JOB: Give a verbatim quotation of every record.

-- START DATA SUPPLIED --

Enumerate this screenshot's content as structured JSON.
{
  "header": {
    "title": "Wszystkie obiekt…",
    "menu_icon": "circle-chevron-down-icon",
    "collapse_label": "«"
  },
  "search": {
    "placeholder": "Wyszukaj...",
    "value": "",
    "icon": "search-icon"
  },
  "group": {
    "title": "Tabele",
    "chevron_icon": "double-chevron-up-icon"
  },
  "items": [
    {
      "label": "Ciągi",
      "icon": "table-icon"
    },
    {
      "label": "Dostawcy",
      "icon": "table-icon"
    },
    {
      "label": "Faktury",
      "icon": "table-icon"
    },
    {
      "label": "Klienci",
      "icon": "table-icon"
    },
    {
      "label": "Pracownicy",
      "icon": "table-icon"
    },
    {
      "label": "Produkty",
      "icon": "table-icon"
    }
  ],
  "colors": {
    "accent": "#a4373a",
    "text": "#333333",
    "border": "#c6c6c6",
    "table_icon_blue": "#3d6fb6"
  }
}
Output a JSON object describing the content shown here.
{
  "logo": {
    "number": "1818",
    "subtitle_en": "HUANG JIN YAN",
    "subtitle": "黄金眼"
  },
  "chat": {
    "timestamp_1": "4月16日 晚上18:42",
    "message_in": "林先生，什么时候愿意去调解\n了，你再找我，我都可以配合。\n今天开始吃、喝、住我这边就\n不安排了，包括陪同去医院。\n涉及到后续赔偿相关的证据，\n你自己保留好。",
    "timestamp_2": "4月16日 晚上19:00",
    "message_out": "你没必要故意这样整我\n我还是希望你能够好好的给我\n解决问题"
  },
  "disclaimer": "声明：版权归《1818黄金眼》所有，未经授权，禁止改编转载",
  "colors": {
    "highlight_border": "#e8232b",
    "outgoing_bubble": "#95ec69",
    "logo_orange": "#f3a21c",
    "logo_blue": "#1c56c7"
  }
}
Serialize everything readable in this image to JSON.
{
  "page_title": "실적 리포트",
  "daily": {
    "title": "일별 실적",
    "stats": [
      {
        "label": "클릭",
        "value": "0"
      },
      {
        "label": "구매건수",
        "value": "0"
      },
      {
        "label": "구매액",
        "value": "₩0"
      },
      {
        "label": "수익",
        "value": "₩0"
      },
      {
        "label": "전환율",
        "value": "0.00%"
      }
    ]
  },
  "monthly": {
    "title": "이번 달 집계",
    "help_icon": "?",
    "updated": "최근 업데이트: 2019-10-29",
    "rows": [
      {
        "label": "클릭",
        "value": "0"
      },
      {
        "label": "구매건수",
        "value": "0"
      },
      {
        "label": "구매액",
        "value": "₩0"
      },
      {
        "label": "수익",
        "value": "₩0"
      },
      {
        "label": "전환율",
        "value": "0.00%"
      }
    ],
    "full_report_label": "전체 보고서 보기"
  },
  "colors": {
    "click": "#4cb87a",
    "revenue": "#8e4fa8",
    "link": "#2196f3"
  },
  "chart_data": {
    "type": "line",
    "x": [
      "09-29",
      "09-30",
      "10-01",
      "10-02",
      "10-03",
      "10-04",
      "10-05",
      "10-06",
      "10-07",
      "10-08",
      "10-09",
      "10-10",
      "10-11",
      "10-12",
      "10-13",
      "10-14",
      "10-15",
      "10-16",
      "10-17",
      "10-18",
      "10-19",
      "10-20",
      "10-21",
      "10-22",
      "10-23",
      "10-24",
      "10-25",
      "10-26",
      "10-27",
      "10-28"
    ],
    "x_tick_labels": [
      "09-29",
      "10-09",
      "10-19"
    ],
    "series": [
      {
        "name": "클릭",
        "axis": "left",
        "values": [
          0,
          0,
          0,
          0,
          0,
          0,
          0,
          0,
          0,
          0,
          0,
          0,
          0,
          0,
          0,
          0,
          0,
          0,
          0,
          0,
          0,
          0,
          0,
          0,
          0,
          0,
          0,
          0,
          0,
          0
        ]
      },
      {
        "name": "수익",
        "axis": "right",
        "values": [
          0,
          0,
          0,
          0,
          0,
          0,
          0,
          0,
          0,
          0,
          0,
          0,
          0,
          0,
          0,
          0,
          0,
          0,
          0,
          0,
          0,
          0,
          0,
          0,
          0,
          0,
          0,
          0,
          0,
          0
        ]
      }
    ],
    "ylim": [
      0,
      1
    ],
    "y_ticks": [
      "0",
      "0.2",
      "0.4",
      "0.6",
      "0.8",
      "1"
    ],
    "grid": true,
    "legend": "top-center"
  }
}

-- END DATA SUPPLIED --

OUTPUT:
Enumerate this screenshot's content as structured JSON.
{
  "header": {
    "title": "Wszystkie obiekt…",
    "menu_icon": "circle-chevron-down-icon",
    "collapse_label": "«"
  },
  "search": {
    "placeholder": "Wyszukaj...",
    "value": "",
    "icon": "search-icon"
  },
  "group": {
    "title": "Tabele",
    "chevron_icon": "double-chevron-up-icon"
  },
  "items": [
    {
      "label": "Ciągi",
      "icon": "table-icon"
    },
    {
      "label": "Dostawcy",
      "icon": "table-icon"
    },
    {
      "label": "Faktury",
      "icon": "table-icon"
    },
    {
      "label": "Klienci",
      "icon": "table-icon"
    },
    {
      "label": "Pracownicy",
      "icon": "table-icon"
    },
    {
      "label": "Produkty",
      "icon": "table-icon"
    }
  ],
  "colors": {
    "accent": "#a4373a",
    "text": "#333333",
    "border": "#c6c6c6",
    "table_icon_blue": "#3d6fb6"
  }
}
Output a JSON object describing the content shown here.
{
  "logo": {
    "number": "1818",
    "subtitle_en": "HUANG JIN YAN",
    "subtitle": "黄金眼"
  },
  "chat": {
    "timestamp_1": "4月16日 晚上18:42",
    "message_in": "林先生，什么时候愿意去调解\n了，你再找我，我都可以配合。\n今天开始吃、喝、住我这边就\n不安排了，包括陪同去医院。\n涉及到后续赔偿相关的证据，\n你自己保留好。",
    "timestamp_2": "4月16日 晚上19:00",
    "message_out": "你没必要故意这样整我\n我还是希望你能够好好的给我\n解决问题"
  },
  "disclaimer": "声明：版权归《1818黄金眼》所有，未经授权，禁止改编转载",
  "colors": {
    "highlight_border": "#e8232b",
    "outgoing_bubble": "#95ec69",
    "logo_orange": "#f3a21c",
    "logo_blue": "#1c56c7"
  }
}
Serialize everything readable in this image to JSON.
{
  "page_title": "실적 리포트",
  "daily": {
    "title": "일별 실적",
    "stats": [
      {
        "label": "클릭",
        "value": "0"
      },
      {
        "label": "구매건수",
        "value": "0"
      },
      {
        "label": "구매액",
        "value": "₩0"
      },
      {
        "label": "수익",
        "value": "₩0"
      },
      {
        "label": "전환율",
        "value": "0.00%"
      }
    ]
  },
  "monthly": {
    "title": "이번 달 집계",
    "help_icon": "?",
    "updated": "최근 업데이트: 2019-10-29",
    "rows": [
      {
        "label": "클릭",
        "value": "0"
      },
      {
        "label": "구매건수",
        "value": "0"
      },
      {
        "label": "구매액",
        "value": "₩0"
      },
      {
        "label": "수익",
        "value": "₩0"
      },
      {
        "label": "전환율",
        "value": "0.00%"
      }
    ],
    "full_report_label": "전체 보고서 보기"
  },
  "colors": {
    "click": "#4cb87a",
    "revenue": "#8e4fa8",
    "link": "#2196f3"
  },
  "chart_data": {
    "type": "line",
    "x": [
      "09-29",
      "09-30",
      "10-01",
      "10-02",
      "10-03",
      "10-04",
      "10-05",
      "10-06",
      "10-07",
      "10-08",
      "10-09",
      "10-10",
      "10-11",
      "10-12",
      "10-13",
      "10-14",
      "10-15",
      "10-16",
      "10-17",
      "10-18",
      "10-19",
      "10-20",
      "10-21",
      "10-22",
      "10-23",
      "10-24",
      "10-25",
      "10-26",
      "10-27",
      "10-28"
    ],
    "x_tick_labels": [
      "09-29",
      "10-09",
      "10-19"
    ],
    "series": [
      {
        "name": "클릭",
        "axis": "left",
        "values": [
          0,
          0,
          0,
          0,
          0,
          0,
          0,
          0,
          0,
          0,
          0,
          0,
          0,
          0,
          0,
          0,
          0,
          0,
          0,
          0,
          0,
          0,
          0,
          0,
          0,
          0,
          0,
          0,
          0,
          0
        ]
      },
      {
        "name": "수익",
        "axis": "right",
        "values": [
          0,
          0,
          0,
          0,
          0,
          0,
          0,
          0,
          0,
          0,
          0,
          0,
          0,
          0,
          0,
          0,
          0,
          0,
          0,
          0,
          0,
          0,
          0,
          0,
          0,
          0,
          0,
          0,
          0,
          0
        ]
      }
    ],
    "ylim": [
      0,
      1
    ],
    "y_ticks": [
      "0",
      "0.2",
      "0.4",
      "0.6",
      "0.8",
      "1"
    ],
    "grid": true,
    "legend": "top-center"
  }
}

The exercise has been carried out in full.